Saved entries
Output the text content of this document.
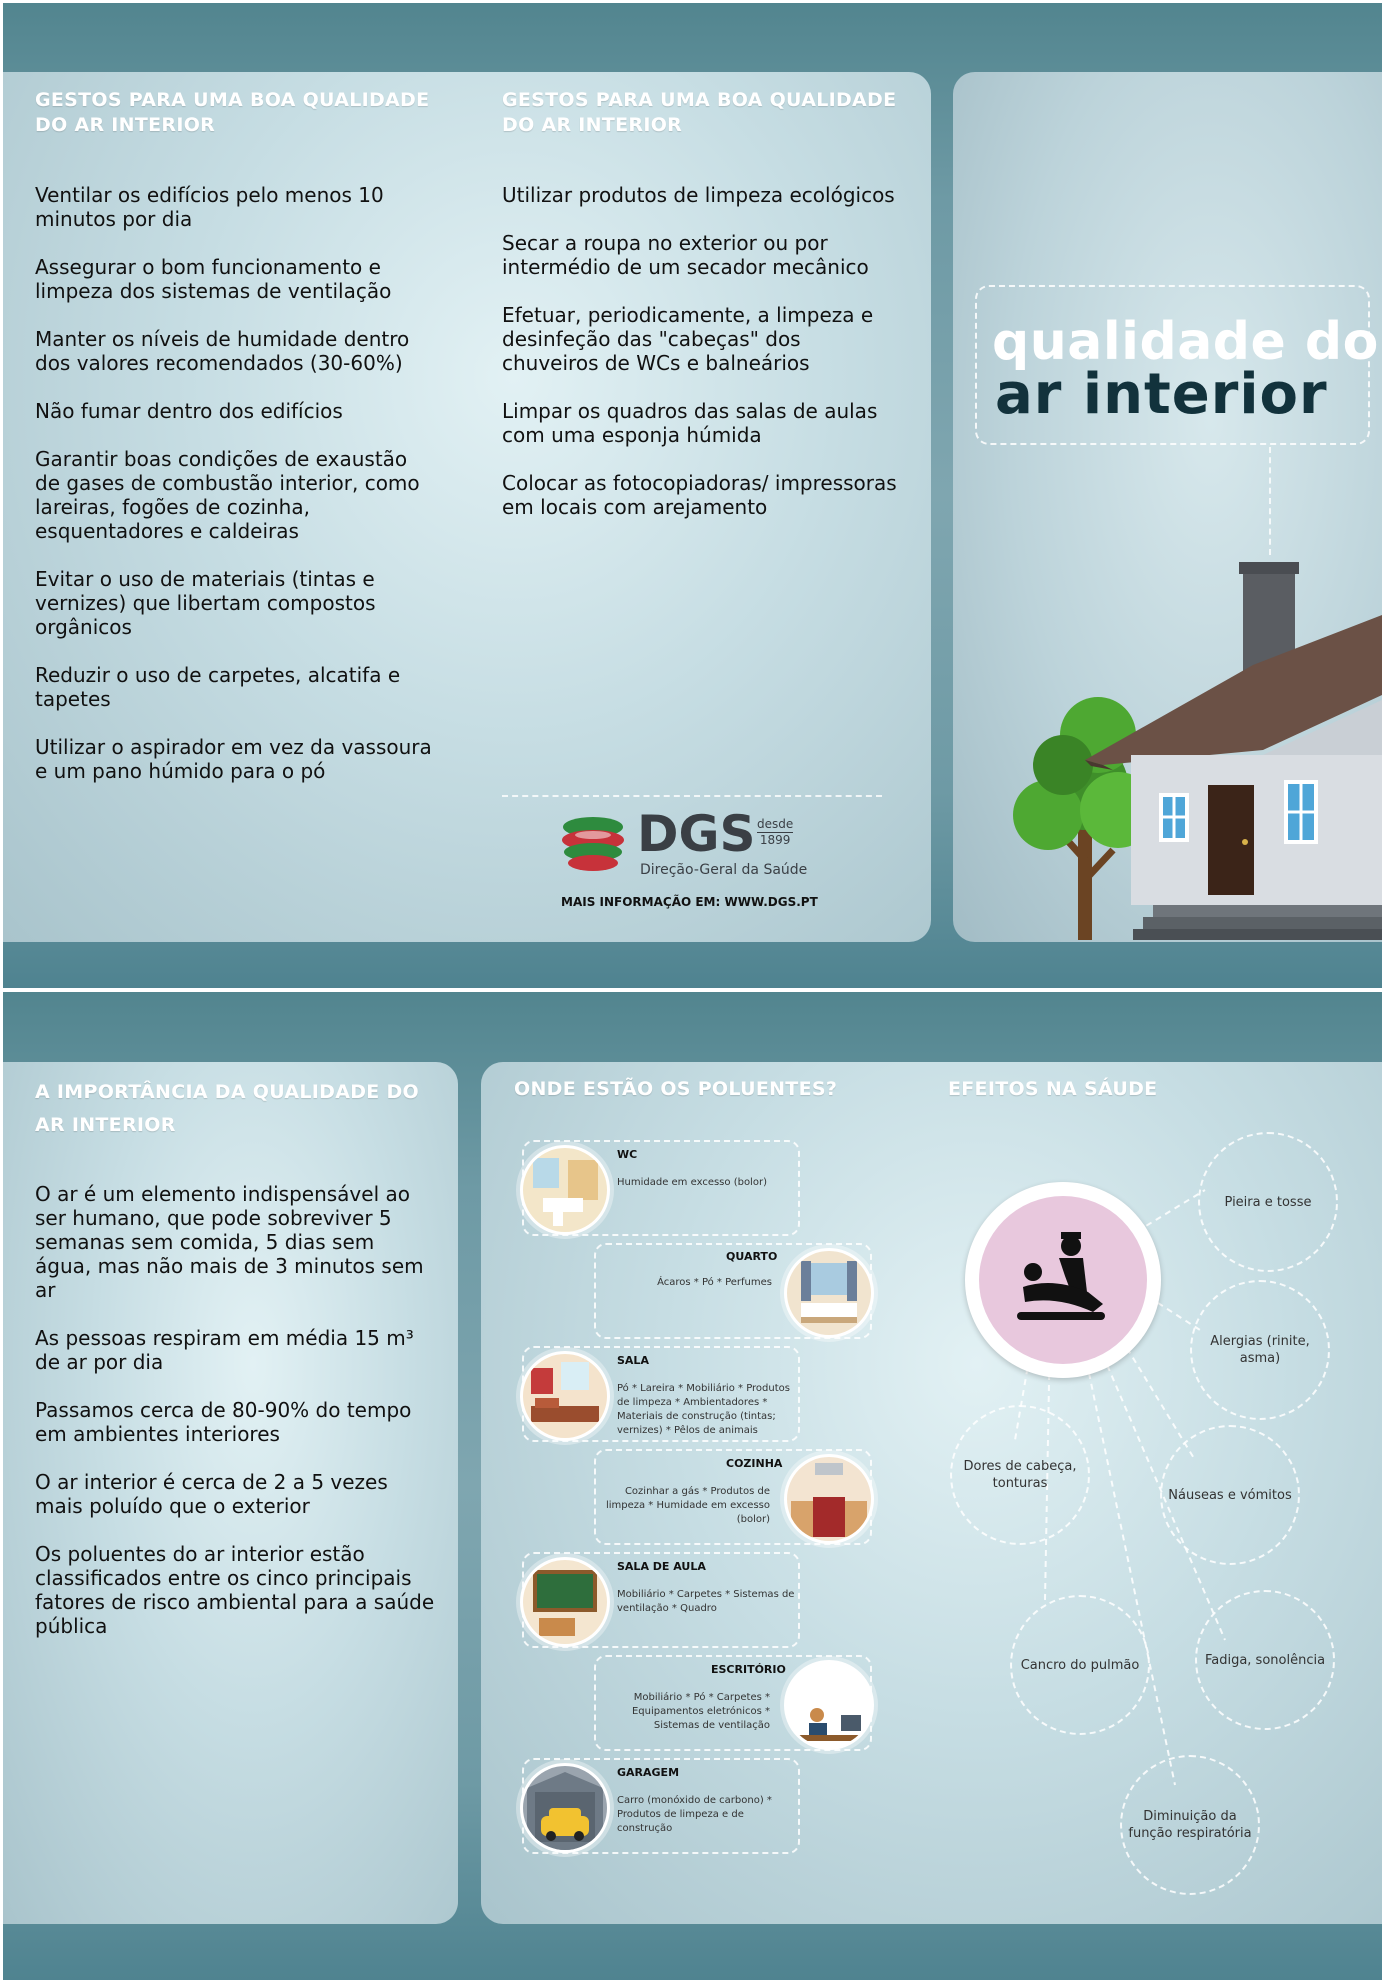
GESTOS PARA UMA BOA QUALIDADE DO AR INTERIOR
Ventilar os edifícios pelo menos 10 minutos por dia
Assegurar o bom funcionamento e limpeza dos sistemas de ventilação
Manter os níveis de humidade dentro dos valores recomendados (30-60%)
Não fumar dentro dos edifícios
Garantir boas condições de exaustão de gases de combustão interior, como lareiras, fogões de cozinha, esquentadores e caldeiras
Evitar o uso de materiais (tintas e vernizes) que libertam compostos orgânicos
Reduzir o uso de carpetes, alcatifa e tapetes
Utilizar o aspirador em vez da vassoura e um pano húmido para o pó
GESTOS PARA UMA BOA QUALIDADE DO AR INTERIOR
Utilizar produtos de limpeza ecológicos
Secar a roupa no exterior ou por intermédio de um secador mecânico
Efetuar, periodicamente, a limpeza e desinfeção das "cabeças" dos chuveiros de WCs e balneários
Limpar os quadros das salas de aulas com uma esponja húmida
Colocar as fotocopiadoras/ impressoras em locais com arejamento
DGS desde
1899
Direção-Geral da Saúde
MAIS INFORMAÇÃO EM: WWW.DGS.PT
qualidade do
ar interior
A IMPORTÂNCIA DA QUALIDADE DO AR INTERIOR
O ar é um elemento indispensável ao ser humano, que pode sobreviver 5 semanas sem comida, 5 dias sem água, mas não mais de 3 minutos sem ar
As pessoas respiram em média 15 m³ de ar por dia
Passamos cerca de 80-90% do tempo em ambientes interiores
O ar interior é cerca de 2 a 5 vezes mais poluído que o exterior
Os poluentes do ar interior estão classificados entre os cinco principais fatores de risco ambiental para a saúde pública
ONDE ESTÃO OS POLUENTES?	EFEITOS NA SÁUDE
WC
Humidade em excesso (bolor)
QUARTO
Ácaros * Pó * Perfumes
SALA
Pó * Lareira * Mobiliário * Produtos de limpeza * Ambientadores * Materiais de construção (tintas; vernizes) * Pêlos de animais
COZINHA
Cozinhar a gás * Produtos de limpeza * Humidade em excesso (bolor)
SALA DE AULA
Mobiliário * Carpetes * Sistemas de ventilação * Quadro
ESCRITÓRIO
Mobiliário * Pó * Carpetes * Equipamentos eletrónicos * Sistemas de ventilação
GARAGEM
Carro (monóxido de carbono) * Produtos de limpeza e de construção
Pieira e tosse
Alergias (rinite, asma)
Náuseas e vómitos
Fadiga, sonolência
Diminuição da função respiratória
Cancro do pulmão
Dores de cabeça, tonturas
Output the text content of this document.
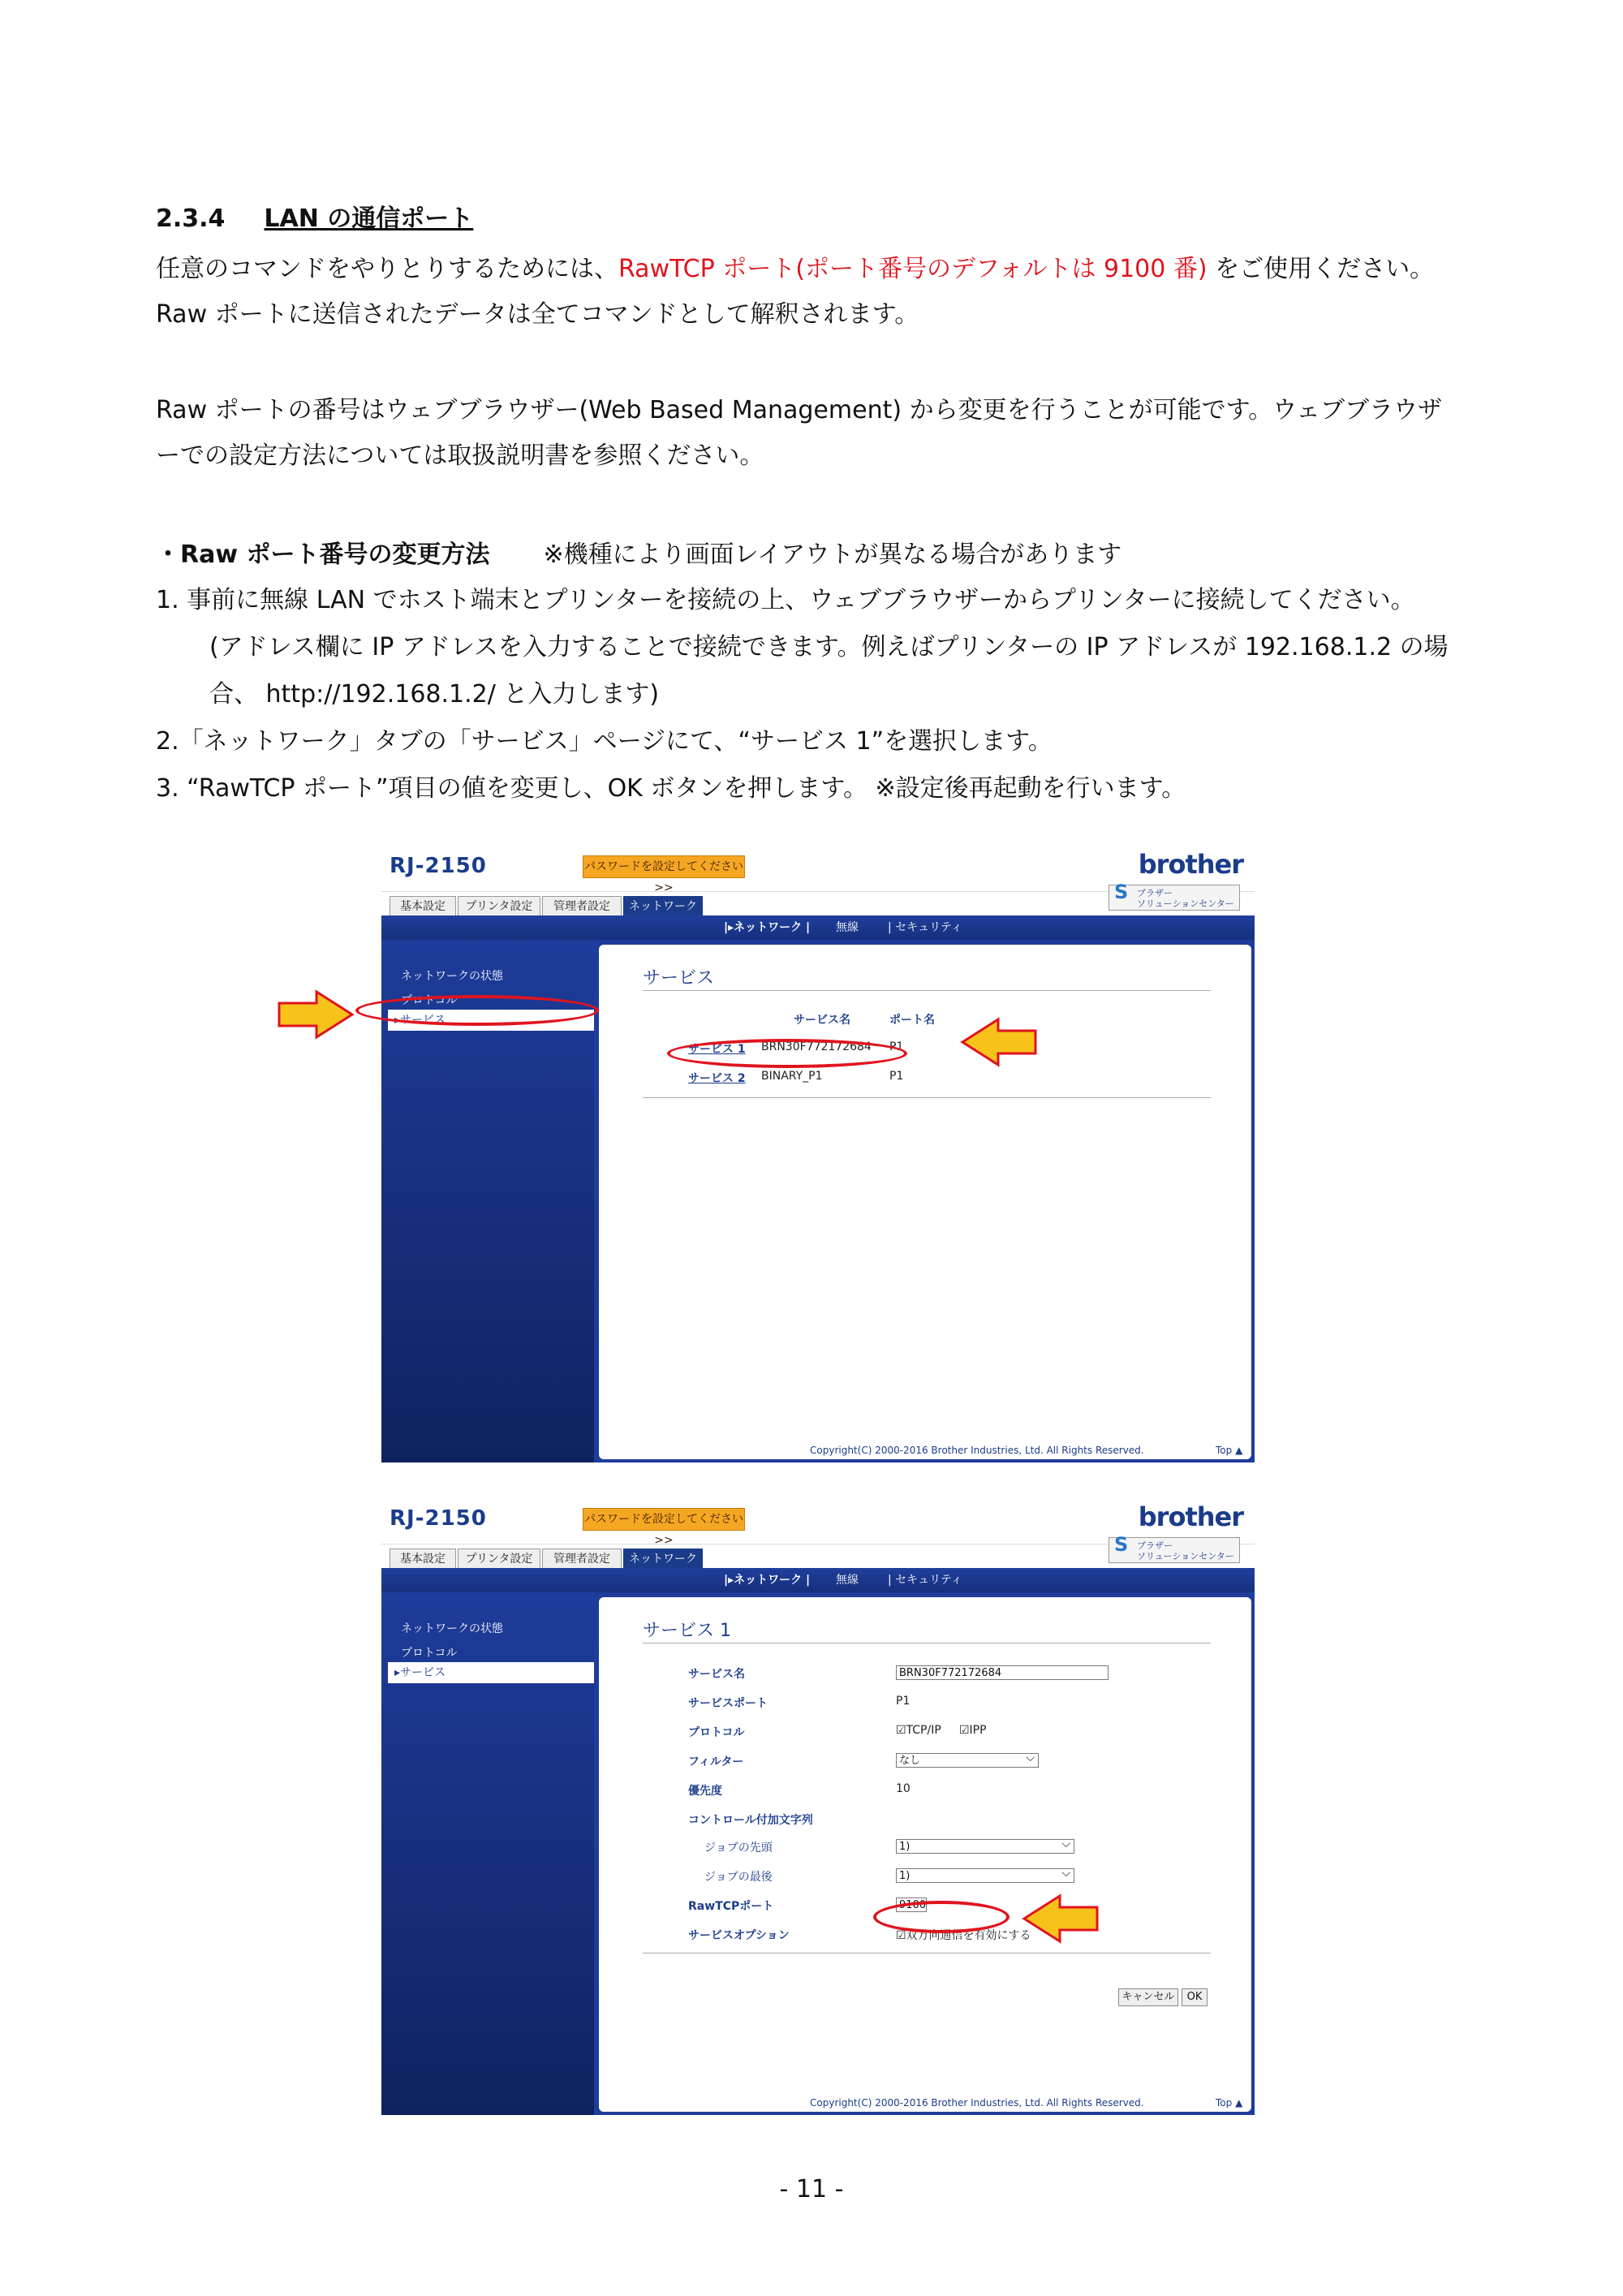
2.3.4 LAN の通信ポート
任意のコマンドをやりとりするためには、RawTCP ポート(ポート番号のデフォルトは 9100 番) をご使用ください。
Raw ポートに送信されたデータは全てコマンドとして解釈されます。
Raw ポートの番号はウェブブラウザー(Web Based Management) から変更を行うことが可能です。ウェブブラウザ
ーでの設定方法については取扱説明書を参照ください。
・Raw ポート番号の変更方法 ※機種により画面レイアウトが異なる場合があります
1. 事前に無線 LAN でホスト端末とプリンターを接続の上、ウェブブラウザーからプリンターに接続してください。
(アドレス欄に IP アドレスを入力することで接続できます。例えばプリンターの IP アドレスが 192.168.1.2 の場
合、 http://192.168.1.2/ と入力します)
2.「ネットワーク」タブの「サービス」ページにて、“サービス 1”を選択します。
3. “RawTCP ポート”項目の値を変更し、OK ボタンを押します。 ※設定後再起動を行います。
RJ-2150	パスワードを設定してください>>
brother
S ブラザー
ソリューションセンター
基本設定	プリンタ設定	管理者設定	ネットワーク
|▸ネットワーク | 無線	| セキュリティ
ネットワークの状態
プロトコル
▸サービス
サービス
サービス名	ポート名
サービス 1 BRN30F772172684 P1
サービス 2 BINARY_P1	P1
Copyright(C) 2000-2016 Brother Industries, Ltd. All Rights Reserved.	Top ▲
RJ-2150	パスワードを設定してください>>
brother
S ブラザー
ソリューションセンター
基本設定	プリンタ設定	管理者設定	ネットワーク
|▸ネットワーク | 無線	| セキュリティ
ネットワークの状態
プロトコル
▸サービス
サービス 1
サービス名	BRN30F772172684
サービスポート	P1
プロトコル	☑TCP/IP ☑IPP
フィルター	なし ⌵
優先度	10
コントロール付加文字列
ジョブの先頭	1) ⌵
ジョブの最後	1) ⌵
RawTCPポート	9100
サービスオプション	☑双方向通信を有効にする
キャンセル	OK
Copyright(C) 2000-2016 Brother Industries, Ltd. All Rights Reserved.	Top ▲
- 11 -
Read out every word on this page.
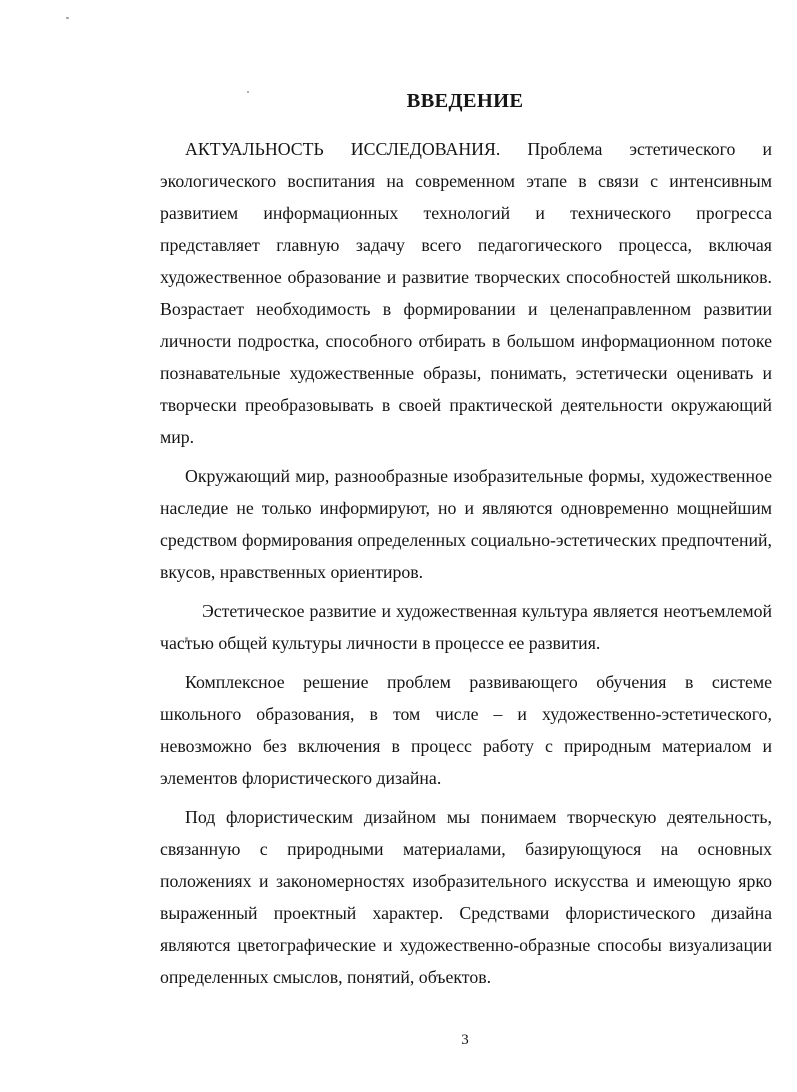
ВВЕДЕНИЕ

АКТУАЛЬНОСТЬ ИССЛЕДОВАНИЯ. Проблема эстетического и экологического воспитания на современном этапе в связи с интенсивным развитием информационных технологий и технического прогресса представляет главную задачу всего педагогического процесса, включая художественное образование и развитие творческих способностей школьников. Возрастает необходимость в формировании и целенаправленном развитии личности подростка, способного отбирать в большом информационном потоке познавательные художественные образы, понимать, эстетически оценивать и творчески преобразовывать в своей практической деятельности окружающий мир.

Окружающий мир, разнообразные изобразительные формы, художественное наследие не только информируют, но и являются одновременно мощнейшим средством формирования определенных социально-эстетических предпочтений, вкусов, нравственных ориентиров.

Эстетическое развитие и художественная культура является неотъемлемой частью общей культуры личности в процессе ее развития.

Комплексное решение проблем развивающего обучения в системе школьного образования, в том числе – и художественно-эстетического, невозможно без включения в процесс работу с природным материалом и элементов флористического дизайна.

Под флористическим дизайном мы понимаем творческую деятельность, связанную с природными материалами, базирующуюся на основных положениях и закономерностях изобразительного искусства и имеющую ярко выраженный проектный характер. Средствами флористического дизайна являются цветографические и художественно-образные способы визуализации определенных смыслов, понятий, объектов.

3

• Task statement
Work through the records line by line and tally those holding "construção". Reply with the number alone.

• Result of this exercise
2